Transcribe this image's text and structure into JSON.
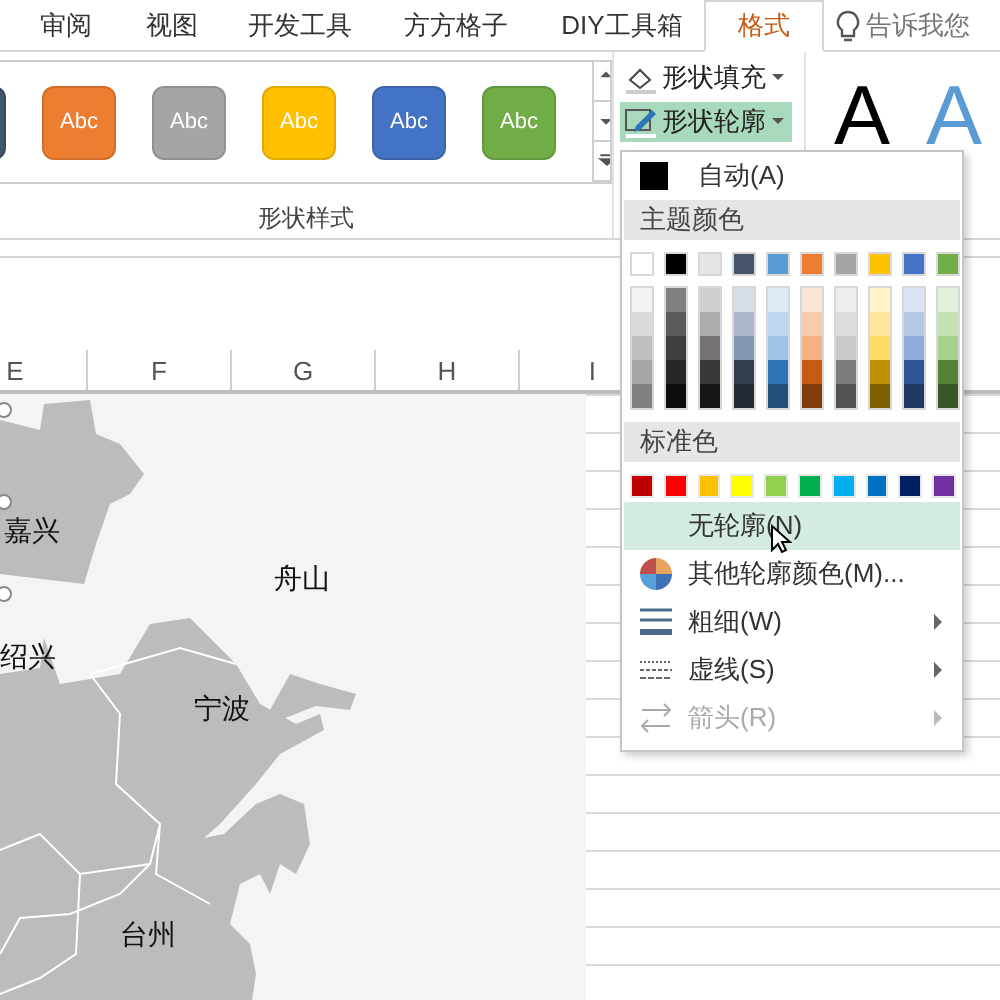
{
  "tabs": [
    {
      "label": "审阅",
      "selected": false
    },
    {
      "label": "视图",
      "selected": false
    },
    {
      "label": "开发工具",
      "selected": false
    },
    {
      "label": "方方格子",
      "selected": false
    },
    {
      "label": "DIY工具箱",
      "selected": false
    },
    {
      "label": "格式",
      "selected": true
    }
  ],
  "search": {
    "placeholder": "告诉我您"
  },
  "shape_styles": {
    "items": [
      {
        "color": "#44546a"
      },
      {
        "label": "Abc",
        "color": "#ed7d31"
      },
      {
        "label": "Abc",
        "color": "#a5a5a5"
      },
      {
        "label": "Abc",
        "color": "#ffc000"
      },
      {
        "label": "Abc",
        "color": "#4472c4"
      },
      {
        "label": "Abc",
        "color": "#70ad47"
      }
    ],
    "group_label": "形状样式"
  },
  "shape_commands": [
    {
      "kind": "fill",
      "label": "形状填充",
      "open": false
    },
    {
      "kind": "outline",
      "label": "形状轮廓",
      "open": true
    }
  ],
  "wordart": [
    {
      "label": "A",
      "color": "#000000"
    },
    {
      "label": "A",
      "color": "#5b9bd5"
    }
  ],
  "columns": [
    "E",
    "F",
    "G",
    "H",
    "I"
  ],
  "map": {
    "labels": [
      "嘉兴",
      "舟山",
      "绍兴",
      "宁波",
      "台州"
    ]
  },
  "outline_menu": {
    "items": [
      {
        "kind": "auto",
        "label": "自动(A)",
        "color": "#000000"
      },
      {
        "kind": "header",
        "label": "主题颜色"
      },
      {
        "kind": "theme_colors",
        "colors": [
          {
            "color": "#ffffff",
            "shades": [
              {
                "color": "#f2f2f2"
              },
              {
                "color": "#d9d9d9"
              },
              {
                "color": "#bfbfbf"
              },
              {
                "color": "#a6a6a6"
              },
              {
                "color": "#808080"
              }
            ]
          },
          {
            "color": "#000000",
            "shades": [
              {
                "color": "#808080"
              },
              {
                "color": "#595959"
              },
              {
                "color": "#404040"
              },
              {
                "color": "#262626"
              },
              {
                "color": "#0d0d0d"
              }
            ]
          },
          {
            "color": "#e7e6e6",
            "shades": [
              {
                "color": "#d0cece"
              },
              {
                "color": "#aeabab"
              },
              {
                "color": "#757171"
              },
              {
                "color": "#3a3838"
              },
              {
                "color": "#171616"
              }
            ]
          },
          {
            "color": "#44546a",
            "shades": [
              {
                "color": "#d6dce4"
              },
              {
                "color": "#adb9ca"
              },
              {
                "color": "#8497b0"
              },
              {
                "color": "#333f4f"
              },
              {
                "color": "#222a35"
              }
            ]
          },
          {
            "color": "#5b9bd5",
            "shades": [
              {
                "color": "#deebf6"
              },
              {
                "color": "#bdd7ee"
              },
              {
                "color": "#9dc3e6"
              },
              {
                "color": "#2e75b5"
              },
              {
                "color": "#1f4e79"
              }
            ]
          },
          {
            "color": "#ed7d31",
            "shades": [
              {
                "color": "#fbe5d5"
              },
              {
                "color": "#f8cbad"
              },
              {
                "color": "#f4b183"
              },
              {
                "color": "#c55a11"
              },
              {
                "color": "#833c0b"
              }
            ]
          },
          {
            "color": "#a5a5a5",
            "shades": [
              {
                "color": "#ededed"
              },
              {
                "color": "#dbdbdb"
              },
              {
                "color": "#c9c9c9"
              },
              {
                "color": "#7b7b7b"
              },
              {
                "color": "#525252"
              }
            ]
          },
          {
            "color": "#ffc000",
            "shades": [
              {
                "color": "#fff2cc"
              },
              {
                "color": "#fee599"
              },
              {
                "color": "#ffd965"
              },
              {
                "color": "#bf9000"
              },
              {
                "color": "#7f6000"
              }
            ]
          },
          {
            "color": "#4472c4",
            "shades": [
              {
                "color": "#dae3f3"
              },
              {
                "color": "#b4c7e7"
              },
              {
                "color": "#8faadc"
              },
              {
                "color": "#2f5597"
              },
              {
                "color": "#203864"
              }
            ]
          },
          {
            "color": "#70ad47",
            "shades": [
              {
                "color": "#e2efd9"
              },
              {
                "color": "#c5e0b3"
              },
              {
                "color": "#a8d08d"
              },
              {
                "color": "#538135"
              },
              {
                "color": "#375623"
              }
            ]
          }
        ]
      },
      {
        "kind": "header",
        "label": "标准色"
      },
      {
        "kind": "standard_colors",
        "colors": [
          {
            "color": "#c00000"
          },
          {
            "color": "#ff0000"
          },
          {
            "color": "#ffc000"
          },
          {
            "color": "#ffff00"
          },
          {
            "color": "#92d050"
          },
          {
            "color": "#00b050"
          },
          {
            "color": "#00b0f0"
          },
          {
            "color": "#0070c0"
          },
          {
            "color": "#002060"
          },
          {
            "color": "#7030a0"
          }
        ]
      },
      {
        "kind": "no_outline",
        "label": "无轮廓(N)",
        "highlighted": true,
        "disabled": false,
        "submenu": false
      },
      {
        "kind": "more_colors",
        "label": "其他轮廓颜色(M)...",
        "highlighted": false,
        "disabled": false,
        "submenu": false
      },
      {
        "kind": "weight",
        "label": "粗细(W)",
        "highlighted": false,
        "disabled": false,
        "submenu": true
      },
      {
        "kind": "dashes",
        "label": "虚线(S)",
        "highlighted": false,
        "disabled": false,
        "submenu": true
      },
      {
        "kind": "arrows",
        "label": "箭头(R)",
        "highlighted": false,
        "disabled": true,
        "submenu": true
      }
    ]
  }
}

» **Work instructions**
Lines holding the word "kind" in the entries above are the ones to pull out. Copy them all.

» **Right answer**
      "kind": "fill",
      "kind": "outline",
        "kind": "auto",
        "kind": "header",
        "kind": "theme_colors",
        "kind": "header",
        "kind": "standard_colors",
        "kind": "no_outline",
        "kind": "more_colors",
        "kind": "weight",
        "kind": "dashes",
        "kind": "arrows",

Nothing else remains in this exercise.